→ **Work to complete**:
Using the entries below, output exactly the line containing "Read this page and output its text content." and all lines that follow it to the end.

# Start of Supplied data

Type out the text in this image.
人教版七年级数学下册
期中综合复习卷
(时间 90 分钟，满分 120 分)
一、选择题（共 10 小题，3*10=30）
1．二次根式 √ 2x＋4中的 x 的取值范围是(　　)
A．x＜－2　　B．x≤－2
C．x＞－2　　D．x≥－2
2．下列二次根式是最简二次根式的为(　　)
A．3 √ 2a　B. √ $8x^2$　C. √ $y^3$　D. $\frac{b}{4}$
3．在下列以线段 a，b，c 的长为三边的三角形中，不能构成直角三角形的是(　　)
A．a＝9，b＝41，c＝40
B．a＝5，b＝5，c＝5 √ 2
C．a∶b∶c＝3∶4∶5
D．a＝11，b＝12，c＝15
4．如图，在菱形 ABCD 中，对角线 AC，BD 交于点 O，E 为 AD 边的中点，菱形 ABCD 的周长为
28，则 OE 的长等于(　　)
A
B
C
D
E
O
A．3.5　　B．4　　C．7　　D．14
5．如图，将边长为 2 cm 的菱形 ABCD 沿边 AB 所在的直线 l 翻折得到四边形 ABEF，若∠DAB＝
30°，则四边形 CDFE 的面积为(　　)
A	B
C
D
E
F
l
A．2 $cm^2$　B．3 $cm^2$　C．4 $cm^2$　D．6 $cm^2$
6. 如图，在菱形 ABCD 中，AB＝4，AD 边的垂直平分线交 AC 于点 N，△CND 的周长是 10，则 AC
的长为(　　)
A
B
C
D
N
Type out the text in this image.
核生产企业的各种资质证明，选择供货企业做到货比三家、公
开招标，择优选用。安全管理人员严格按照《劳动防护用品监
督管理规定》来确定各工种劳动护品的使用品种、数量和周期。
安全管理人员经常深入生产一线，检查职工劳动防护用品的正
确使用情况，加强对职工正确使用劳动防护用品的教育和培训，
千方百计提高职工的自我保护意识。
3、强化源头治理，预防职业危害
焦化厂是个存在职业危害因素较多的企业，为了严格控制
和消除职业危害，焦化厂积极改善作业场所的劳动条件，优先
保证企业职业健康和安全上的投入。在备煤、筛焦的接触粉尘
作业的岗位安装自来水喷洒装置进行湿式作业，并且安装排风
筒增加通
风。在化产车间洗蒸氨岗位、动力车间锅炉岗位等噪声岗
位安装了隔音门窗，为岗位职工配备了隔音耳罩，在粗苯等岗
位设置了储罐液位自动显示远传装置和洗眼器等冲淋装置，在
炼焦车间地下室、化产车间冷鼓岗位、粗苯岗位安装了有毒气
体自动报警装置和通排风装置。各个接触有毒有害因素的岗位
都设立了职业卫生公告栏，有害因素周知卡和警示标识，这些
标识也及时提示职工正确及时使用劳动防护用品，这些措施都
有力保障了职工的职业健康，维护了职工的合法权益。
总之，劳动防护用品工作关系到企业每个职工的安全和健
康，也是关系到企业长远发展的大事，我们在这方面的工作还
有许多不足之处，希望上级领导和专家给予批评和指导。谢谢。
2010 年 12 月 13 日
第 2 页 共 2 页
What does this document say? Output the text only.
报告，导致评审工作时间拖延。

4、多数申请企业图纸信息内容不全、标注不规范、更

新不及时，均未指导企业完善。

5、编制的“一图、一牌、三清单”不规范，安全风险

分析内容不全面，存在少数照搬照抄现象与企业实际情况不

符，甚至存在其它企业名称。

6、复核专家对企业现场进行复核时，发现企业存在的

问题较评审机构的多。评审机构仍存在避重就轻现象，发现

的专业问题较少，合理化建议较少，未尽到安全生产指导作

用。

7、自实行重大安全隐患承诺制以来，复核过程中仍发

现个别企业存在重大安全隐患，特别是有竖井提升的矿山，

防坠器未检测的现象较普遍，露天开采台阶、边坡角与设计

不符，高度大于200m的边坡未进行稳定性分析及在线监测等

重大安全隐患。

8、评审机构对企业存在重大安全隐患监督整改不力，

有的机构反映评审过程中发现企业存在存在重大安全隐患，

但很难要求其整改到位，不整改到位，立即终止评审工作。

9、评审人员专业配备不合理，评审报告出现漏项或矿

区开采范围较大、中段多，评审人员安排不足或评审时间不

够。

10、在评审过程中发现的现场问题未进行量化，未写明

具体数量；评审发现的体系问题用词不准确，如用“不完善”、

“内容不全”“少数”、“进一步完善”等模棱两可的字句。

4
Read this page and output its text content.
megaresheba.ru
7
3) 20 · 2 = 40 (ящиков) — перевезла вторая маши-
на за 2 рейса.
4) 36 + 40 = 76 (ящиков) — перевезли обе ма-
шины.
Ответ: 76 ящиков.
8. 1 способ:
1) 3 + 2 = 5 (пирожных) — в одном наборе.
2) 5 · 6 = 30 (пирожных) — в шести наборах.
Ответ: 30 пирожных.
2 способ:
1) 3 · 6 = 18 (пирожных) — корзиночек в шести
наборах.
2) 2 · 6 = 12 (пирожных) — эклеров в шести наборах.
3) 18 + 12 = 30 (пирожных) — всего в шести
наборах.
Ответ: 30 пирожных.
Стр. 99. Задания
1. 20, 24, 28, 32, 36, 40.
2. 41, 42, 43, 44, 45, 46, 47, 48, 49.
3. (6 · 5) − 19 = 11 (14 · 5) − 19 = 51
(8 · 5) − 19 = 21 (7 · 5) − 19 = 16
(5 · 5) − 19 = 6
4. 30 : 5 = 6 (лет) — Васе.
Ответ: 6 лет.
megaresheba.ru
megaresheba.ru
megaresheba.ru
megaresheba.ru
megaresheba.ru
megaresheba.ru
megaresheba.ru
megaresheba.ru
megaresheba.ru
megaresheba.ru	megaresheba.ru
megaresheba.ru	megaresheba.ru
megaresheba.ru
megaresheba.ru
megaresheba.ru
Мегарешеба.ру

# End of Supplied data

→ **In response**:
Read this page and output its text content.
megaresheba.ru
7
3) 20 · 2 = 40 (ящиков) — перевезла вторая маши-
на за 2 рейса.
4) 36 + 40 = 76 (ящиков) — перевезли обе ма-
шины.
Ответ: 76 ящиков.
8. 1 способ:
1) 3 + 2 = 5 (пирожных) — в одном наборе.
2) 5 · 6 = 30 (пирожных) — в шести наборах.
Ответ: 30 пирожных.
2 способ:
1) 3 · 6 = 18 (пирожных) — корзиночек в шести
наборах.
2) 2 · 6 = 12 (пирожных) — эклеров в шести наборах.
3) 18 + 12 = 30 (пирожных) — всего в шести
наборах.
Ответ: 30 пирожных.
Стр. 99. Задания
1. 20, 24, 28, 32, 36, 40.
2. 41, 42, 43, 44, 45, 46, 47, 48, 49.
3. (6 · 5) − 19 = 11 (14 · 5) − 19 = 51
(8 · 5) − 19 = 21 (7 · 5) − 19 = 16
(5 · 5) − 19 = 6
4. 30 : 5 = 6 (лет) — Васе.
Ответ: 6 лет.
megaresheba.ru
megaresheba.ru
megaresheba.ru
megaresheba.ru
megaresheba.ru
megaresheba.ru
megaresheba.ru
megaresheba.ru
megaresheba.ru
megaresheba.ru	megaresheba.ru
megaresheba.ru	megaresheba.ru
megaresheba.ru
megaresheba.ru
megaresheba.ru
Мегарешеба.ру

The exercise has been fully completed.